§ **Entries**
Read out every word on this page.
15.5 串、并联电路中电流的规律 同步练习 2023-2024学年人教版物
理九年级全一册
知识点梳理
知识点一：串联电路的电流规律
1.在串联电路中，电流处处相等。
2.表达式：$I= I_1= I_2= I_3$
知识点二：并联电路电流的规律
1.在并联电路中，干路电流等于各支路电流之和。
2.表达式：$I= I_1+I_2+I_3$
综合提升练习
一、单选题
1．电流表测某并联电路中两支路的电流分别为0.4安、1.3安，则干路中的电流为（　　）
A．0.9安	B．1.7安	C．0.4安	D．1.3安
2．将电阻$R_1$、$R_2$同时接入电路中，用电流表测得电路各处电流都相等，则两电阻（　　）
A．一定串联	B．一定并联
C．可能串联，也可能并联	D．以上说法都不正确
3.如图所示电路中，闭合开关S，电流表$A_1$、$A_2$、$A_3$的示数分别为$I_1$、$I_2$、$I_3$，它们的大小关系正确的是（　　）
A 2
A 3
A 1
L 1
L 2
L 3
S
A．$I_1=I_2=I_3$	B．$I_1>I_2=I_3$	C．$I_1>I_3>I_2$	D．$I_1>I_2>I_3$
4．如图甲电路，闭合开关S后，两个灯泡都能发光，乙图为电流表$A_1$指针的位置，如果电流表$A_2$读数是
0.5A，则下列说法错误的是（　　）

§ **Exercise directions**
Make a verbatim copy of every entry shown above.

§ **Expected answer**
Read out every word on this page.
15.5 串、并联电路中电流的规律 同步练习 2023-2024学年人教版物
理九年级全一册
知识点梳理
知识点一：串联电路的电流规律
1.在串联电路中，电流处处相等。
2.表达式：$I= I_1= I_2= I_3$
知识点二：并联电路电流的规律
1.在并联电路中，干路电流等于各支路电流之和。
2.表达式：$I= I_1+I_2+I_3$
综合提升练习
一、单选题
1．电流表测某并联电路中两支路的电流分别为0.4安、1.3安，则干路中的电流为（　　）
A．0.9安	B．1.7安	C．0.4安	D．1.3安
2．将电阻$R_1$、$R_2$同时接入电路中，用电流表测得电路各处电流都相等，则两电阻（　　）
A．一定串联	B．一定并联
C．可能串联，也可能并联	D．以上说法都不正确
3.如图所示电路中，闭合开关S，电流表$A_1$、$A_2$、$A_3$的示数分别为$I_1$、$I_2$、$I_3$，它们的大小关系正确的是（　　）
A 2
A 3
A 1
L 1
L 2
L 3
S
A．$I_1=I_2=I_3$	B．$I_1>I_2=I_3$	C．$I_1>I_3>I_2$	D．$I_1>I_2>I_3$
4．如图甲电路，闭合开关S后，两个灯泡都能发光，乙图为电流表$A_1$指针的位置，如果电流表$A_2$读数是
0.5A，则下列说法错误的是（　　）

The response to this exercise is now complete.